* BEGIN DATA FOR THIS EXERCISE *
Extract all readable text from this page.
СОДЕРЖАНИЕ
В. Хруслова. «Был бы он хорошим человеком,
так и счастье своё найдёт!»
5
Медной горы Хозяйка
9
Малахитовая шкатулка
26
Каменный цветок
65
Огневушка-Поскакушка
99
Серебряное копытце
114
* END DATA FOR THIS EXERCISE *
All of the entries should be written out again exactly.

Extract all readable text from this page.
СОДЕРЖАНИЕ
В. Хруслова. «Был бы он хорошим человеком,
так и счастье своё найдёт!»
5
Медной горы Хозяйка
9
Малахитовая шкатулка
26
Каменный цветок
65
Огневушка-Поскакушка
99
Серебряное копытце
114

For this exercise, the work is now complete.